## DATA FOR THIS TASK
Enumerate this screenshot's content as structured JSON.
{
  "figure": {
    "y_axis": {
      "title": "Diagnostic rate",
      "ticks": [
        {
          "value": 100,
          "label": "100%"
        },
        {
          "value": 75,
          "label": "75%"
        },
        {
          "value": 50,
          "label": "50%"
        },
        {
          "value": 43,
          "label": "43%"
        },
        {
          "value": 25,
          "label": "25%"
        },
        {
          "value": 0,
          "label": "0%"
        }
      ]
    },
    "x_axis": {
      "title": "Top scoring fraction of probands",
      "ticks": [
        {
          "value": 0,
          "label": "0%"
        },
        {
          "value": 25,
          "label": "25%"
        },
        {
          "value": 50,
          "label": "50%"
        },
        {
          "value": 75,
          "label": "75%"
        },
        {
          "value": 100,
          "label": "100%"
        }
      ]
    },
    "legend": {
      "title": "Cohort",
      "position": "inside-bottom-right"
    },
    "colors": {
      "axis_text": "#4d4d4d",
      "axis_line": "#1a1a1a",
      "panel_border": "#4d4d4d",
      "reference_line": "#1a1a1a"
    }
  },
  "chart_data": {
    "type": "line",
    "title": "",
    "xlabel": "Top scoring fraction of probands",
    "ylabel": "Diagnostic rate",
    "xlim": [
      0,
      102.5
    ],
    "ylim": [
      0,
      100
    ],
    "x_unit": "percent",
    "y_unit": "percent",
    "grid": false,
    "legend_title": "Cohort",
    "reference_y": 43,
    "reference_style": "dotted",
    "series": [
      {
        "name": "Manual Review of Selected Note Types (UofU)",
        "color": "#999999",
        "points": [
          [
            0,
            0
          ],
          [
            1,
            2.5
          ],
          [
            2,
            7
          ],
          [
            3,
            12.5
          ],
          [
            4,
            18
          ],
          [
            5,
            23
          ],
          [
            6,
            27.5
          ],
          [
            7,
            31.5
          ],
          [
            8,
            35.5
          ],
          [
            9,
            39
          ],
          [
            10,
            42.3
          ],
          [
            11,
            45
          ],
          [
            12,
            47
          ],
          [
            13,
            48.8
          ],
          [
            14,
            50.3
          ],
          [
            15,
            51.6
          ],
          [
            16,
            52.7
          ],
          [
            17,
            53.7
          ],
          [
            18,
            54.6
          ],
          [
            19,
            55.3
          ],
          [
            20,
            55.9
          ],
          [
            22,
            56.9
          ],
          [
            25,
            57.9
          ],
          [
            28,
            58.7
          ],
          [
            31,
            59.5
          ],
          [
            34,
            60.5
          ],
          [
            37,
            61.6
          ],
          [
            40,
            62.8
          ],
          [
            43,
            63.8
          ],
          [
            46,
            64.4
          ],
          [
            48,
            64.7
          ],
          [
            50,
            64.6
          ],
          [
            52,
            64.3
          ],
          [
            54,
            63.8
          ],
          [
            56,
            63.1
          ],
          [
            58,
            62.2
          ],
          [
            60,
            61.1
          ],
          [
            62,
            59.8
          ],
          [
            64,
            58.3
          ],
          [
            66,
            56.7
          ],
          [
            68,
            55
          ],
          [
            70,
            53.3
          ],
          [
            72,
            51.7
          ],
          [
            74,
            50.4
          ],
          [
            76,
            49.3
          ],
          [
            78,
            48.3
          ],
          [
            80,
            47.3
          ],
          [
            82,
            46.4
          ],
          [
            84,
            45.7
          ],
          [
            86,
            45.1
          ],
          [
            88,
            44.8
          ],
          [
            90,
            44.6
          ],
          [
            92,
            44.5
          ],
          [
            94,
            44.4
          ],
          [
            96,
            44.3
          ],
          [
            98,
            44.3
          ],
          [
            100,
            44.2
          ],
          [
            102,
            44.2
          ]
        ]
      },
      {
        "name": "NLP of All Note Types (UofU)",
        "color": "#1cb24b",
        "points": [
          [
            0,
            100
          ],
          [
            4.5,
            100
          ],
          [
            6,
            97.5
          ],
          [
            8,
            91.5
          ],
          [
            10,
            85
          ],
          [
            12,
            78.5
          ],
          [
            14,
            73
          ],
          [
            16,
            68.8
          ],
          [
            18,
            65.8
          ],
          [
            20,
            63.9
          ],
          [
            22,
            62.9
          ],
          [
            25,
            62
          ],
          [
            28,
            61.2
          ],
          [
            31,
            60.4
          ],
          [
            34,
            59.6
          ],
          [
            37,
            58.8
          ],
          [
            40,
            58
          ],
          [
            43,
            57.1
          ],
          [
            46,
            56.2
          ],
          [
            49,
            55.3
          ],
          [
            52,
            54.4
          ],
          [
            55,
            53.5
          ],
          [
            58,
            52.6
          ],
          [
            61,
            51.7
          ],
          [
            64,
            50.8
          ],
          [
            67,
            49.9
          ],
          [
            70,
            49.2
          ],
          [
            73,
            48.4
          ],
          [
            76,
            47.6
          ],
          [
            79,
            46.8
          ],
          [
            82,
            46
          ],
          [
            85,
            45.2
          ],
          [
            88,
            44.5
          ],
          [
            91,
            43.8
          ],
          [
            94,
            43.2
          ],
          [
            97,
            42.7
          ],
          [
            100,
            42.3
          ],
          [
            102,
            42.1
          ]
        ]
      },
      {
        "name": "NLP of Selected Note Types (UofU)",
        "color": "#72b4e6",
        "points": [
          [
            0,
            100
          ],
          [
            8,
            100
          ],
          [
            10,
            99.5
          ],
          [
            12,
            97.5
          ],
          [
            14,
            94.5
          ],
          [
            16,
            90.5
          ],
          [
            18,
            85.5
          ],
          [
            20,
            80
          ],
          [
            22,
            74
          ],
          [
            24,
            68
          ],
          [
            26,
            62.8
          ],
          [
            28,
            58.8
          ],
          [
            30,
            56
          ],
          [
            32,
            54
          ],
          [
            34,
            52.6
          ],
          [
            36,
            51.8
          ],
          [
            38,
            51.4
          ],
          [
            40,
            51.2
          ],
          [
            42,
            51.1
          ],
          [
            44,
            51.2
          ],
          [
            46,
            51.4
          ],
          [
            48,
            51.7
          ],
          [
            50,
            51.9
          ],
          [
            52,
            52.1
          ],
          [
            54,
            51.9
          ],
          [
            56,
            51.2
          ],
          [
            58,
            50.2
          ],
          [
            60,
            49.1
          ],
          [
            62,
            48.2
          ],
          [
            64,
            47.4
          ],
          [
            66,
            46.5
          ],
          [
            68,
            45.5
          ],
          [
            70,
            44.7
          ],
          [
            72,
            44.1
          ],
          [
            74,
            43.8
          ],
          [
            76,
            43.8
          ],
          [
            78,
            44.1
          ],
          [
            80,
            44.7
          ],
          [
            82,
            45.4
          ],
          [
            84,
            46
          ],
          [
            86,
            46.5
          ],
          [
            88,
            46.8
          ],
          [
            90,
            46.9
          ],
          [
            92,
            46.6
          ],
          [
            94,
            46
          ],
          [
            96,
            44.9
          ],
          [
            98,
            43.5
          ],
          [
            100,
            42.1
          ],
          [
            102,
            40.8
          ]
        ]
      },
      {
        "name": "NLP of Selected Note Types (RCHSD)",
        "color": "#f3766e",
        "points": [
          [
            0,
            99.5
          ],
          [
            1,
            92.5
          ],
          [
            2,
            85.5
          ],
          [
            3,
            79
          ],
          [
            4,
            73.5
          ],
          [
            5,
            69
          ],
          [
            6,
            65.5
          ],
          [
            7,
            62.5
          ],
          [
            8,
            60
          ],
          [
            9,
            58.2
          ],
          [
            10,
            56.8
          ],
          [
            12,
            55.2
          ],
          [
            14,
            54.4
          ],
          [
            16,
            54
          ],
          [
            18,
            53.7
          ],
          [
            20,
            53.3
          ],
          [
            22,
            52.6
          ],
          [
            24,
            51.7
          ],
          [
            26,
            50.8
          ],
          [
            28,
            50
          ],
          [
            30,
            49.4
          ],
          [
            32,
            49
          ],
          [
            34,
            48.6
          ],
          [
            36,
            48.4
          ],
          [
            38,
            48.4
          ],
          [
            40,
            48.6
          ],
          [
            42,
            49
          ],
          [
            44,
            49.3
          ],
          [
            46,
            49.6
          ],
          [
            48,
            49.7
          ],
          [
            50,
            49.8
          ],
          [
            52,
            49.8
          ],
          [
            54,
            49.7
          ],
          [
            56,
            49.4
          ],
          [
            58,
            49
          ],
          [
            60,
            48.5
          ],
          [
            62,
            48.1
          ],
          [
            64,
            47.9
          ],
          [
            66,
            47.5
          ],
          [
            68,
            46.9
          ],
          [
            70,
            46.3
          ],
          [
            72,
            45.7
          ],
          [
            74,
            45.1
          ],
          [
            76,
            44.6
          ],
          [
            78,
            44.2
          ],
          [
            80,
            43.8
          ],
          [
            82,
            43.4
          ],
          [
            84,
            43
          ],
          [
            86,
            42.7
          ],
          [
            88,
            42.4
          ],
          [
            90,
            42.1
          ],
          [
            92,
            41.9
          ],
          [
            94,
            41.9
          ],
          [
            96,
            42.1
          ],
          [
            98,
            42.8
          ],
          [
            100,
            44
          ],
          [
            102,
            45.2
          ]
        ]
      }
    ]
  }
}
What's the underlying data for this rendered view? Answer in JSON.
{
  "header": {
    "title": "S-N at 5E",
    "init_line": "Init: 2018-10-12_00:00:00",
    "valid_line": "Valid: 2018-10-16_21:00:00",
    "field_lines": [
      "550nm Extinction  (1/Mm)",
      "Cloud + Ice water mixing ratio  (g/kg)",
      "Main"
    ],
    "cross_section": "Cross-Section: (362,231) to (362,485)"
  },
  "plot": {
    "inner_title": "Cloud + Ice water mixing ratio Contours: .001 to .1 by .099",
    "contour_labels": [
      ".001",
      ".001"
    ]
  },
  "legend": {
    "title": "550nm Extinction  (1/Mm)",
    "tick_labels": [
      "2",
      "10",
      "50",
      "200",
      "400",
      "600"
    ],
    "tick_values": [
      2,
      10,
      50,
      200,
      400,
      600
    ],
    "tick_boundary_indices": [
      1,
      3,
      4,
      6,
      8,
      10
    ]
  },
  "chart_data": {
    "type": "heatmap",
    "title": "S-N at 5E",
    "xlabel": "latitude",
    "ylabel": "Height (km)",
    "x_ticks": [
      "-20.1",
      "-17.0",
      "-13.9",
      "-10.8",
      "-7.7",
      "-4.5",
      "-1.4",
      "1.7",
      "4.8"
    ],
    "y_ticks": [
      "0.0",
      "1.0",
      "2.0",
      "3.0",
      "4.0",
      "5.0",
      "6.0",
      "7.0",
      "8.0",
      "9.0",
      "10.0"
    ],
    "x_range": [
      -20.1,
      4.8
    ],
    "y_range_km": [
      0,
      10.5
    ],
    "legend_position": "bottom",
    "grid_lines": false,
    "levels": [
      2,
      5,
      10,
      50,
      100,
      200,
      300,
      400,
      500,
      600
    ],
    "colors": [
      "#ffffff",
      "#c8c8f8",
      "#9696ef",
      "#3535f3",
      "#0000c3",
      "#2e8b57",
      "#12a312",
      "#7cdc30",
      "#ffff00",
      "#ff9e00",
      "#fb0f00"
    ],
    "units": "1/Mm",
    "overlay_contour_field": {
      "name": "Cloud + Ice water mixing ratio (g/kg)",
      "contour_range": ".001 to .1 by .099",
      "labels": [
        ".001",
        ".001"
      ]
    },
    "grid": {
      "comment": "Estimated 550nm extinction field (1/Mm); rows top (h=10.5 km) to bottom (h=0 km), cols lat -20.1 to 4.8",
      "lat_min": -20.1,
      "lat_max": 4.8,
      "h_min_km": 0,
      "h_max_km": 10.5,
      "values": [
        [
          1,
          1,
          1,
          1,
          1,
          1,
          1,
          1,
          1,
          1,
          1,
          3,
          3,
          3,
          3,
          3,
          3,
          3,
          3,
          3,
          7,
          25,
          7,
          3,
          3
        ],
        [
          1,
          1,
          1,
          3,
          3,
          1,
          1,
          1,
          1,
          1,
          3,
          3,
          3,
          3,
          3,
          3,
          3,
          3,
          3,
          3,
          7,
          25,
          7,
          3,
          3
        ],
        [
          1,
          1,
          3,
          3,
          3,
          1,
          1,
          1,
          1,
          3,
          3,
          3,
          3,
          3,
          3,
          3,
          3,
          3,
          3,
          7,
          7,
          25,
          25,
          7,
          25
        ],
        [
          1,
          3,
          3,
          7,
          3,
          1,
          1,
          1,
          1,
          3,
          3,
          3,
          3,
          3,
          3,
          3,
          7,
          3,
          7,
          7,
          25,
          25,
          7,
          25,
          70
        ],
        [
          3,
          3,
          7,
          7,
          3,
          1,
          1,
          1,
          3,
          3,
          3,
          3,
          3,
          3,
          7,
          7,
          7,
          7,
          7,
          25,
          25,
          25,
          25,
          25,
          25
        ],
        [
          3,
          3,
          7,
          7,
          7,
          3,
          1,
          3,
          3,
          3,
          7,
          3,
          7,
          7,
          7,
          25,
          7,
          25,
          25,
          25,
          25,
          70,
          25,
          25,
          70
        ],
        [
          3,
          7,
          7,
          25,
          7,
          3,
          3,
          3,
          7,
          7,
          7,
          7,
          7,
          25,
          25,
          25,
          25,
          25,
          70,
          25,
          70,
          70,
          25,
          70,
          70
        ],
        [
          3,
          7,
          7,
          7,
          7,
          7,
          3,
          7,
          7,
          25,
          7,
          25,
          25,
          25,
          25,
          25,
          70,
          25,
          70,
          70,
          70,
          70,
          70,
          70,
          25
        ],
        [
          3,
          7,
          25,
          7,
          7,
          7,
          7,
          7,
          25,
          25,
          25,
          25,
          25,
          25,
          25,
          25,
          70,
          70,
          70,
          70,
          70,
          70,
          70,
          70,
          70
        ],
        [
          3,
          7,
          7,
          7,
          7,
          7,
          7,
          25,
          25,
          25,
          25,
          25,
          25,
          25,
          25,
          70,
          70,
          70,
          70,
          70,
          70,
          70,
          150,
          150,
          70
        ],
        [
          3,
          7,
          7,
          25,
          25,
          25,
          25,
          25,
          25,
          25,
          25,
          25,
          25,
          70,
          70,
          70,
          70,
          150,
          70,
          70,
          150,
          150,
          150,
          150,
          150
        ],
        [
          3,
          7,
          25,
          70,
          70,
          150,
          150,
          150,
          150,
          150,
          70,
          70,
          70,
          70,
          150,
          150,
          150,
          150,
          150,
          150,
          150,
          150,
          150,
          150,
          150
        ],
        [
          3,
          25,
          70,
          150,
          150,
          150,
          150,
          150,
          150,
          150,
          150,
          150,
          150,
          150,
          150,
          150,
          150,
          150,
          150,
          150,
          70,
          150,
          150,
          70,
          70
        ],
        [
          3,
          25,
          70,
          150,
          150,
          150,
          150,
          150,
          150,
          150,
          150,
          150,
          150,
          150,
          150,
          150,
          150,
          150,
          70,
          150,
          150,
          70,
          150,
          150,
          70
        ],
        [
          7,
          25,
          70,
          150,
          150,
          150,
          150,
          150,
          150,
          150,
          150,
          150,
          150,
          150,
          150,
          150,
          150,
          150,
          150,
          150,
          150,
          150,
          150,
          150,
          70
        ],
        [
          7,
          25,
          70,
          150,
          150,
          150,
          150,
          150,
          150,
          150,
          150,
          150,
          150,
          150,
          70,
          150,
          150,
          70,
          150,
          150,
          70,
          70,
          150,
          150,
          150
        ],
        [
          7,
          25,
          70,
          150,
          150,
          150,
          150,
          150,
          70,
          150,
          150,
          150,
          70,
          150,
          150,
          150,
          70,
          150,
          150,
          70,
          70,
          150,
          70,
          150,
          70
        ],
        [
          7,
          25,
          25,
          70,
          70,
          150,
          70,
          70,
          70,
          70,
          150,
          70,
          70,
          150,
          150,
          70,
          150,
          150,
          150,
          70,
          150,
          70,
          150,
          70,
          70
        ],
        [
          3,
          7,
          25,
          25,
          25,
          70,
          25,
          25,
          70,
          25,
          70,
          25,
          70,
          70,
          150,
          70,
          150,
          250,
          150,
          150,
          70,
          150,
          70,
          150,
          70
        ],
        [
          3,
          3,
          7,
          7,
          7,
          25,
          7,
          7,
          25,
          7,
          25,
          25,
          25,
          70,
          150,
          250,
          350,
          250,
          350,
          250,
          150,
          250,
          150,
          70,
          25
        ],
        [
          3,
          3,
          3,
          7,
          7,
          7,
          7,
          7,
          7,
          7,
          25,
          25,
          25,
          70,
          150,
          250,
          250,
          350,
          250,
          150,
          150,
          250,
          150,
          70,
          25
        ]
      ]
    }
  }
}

## TASK REQUIREMENTS
Look over the listing above. Pick out and copy every line that includes "ratio".

## TASK RESULT
      "Cloud + Ice water mixing ratio  (g/kg)",
    "inner_title": "Cloud + Ice water mixing ratio Contours: .001 to .1 by .099",
      "name": "Cloud + Ice water mixing ratio (g/kg)",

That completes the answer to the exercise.